Set problem:
Copy out the material below in full, but not its images.

+++ Data

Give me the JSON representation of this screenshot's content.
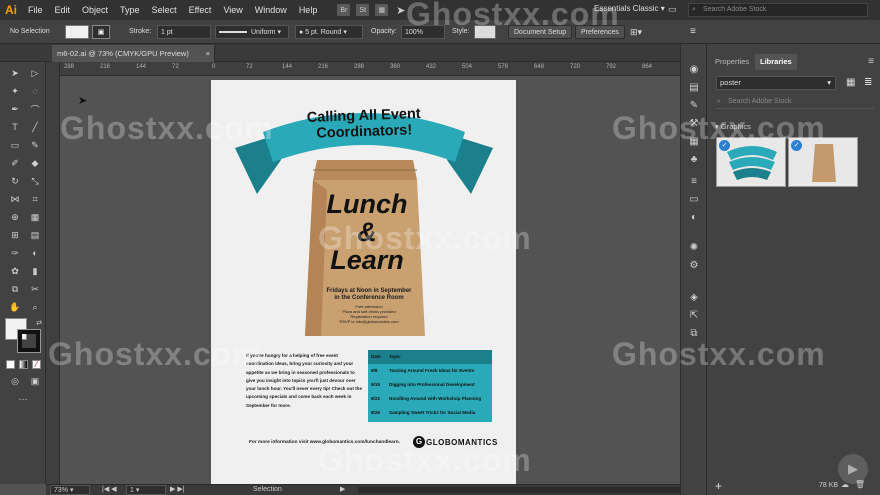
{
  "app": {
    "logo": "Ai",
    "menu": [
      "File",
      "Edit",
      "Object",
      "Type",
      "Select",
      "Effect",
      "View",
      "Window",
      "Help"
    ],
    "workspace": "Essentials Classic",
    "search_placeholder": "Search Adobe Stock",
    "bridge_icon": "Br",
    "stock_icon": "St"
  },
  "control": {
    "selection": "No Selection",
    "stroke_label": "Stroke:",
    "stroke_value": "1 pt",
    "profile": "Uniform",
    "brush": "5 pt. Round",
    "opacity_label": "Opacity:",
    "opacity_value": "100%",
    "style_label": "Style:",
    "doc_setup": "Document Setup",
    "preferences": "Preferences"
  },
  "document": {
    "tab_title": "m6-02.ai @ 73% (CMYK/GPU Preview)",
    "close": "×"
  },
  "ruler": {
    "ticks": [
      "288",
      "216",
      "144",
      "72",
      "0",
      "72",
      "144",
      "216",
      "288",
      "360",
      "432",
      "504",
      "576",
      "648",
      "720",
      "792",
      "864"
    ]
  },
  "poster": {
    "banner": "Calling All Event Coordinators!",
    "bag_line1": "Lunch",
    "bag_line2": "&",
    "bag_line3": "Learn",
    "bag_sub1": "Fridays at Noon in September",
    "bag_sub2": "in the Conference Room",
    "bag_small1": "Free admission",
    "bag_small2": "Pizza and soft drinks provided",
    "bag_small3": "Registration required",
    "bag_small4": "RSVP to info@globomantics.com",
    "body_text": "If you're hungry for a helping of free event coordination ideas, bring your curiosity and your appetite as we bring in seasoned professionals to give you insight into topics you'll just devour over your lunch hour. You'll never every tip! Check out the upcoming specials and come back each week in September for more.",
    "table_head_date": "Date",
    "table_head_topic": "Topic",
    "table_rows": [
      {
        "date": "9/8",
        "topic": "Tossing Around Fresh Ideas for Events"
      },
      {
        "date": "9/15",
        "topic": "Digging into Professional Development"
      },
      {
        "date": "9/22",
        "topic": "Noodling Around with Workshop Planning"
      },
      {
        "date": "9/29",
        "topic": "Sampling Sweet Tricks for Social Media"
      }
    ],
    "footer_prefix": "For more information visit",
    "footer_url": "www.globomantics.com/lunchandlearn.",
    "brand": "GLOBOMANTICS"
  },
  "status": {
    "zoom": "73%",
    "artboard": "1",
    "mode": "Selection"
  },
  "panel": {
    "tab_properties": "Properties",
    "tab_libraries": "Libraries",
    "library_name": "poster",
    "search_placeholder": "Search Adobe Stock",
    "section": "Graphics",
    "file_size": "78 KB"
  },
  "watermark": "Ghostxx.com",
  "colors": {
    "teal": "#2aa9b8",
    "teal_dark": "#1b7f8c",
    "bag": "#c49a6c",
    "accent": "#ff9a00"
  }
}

++++++

Completed exercise:
Give me the JSON representation of this screenshot's content.
{
  "app": {
    "logo": "Ai",
    "menu": [
      "File",
      "Edit",
      "Object",
      "Type",
      "Select",
      "Effect",
      "View",
      "Window",
      "Help"
    ],
    "workspace": "Essentials Classic",
    "search_placeholder": "Search Adobe Stock",
    "bridge_icon": "Br",
    "stock_icon": "St"
  },
  "control": {
    "selection": "No Selection",
    "stroke_label": "Stroke:",
    "stroke_value": "1 pt",
    "profile": "Uniform",
    "brush": "5 pt. Round",
    "opacity_label": "Opacity:",
    "opacity_value": "100%",
    "style_label": "Style:",
    "doc_setup": "Document Setup",
    "preferences": "Preferences"
  },
  "document": {
    "tab_title": "m6-02.ai @ 73% (CMYK/GPU Preview)",
    "close": "×"
  },
  "ruler": {
    "ticks": [
      "288",
      "216",
      "144",
      "72",
      "0",
      "72",
      "144",
      "216",
      "288",
      "360",
      "432",
      "504",
      "576",
      "648",
      "720",
      "792",
      "864"
    ]
  },
  "poster": {
    "banner": "Calling All Event Coordinators!",
    "bag_line1": "Lunch",
    "bag_line2": "&",
    "bag_line3": "Learn",
    "bag_sub1": "Fridays at Noon in September",
    "bag_sub2": "in the Conference Room",
    "bag_small1": "Free admission",
    "bag_small2": "Pizza and soft drinks provided",
    "bag_small3": "Registration required",
    "bag_small4": "RSVP to info@globomantics.com",
    "body_text": "If you're hungry for a helping of free event coordination ideas, bring your curiosity and your appetite as we bring in seasoned professionals to give you insight into topics you'll just devour over your lunch hour. You'll never every tip! Check out the upcoming specials and come back each week in September for more.",
    "table_head_date": "Date",
    "table_head_topic": "Topic",
    "table_rows": [
      {
        "date": "9/8",
        "topic": "Tossing Around Fresh Ideas for Events"
      },
      {
        "date": "9/15",
        "topic": "Digging into Professional Development"
      },
      {
        "date": "9/22",
        "topic": "Noodling Around with Workshop Planning"
      },
      {
        "date": "9/29",
        "topic": "Sampling Sweet Tricks for Social Media"
      }
    ],
    "footer_prefix": "For more information visit",
    "footer_url": "www.globomantics.com/lunchandlearn.",
    "brand": "GLOBOMANTICS"
  },
  "status": {
    "zoom": "73%",
    "artboard": "1",
    "mode": "Selection"
  },
  "panel": {
    "tab_properties": "Properties",
    "tab_libraries": "Libraries",
    "library_name": "poster",
    "search_placeholder": "Search Adobe Stock",
    "section": "Graphics",
    "file_size": "78 KB"
  },
  "watermark": "Ghostxx.com",
  "colors": {
    "teal": "#2aa9b8",
    "teal_dark": "#1b7f8c",
    "bag": "#c49a6c",
    "accent": "#ff9a00"
  }
}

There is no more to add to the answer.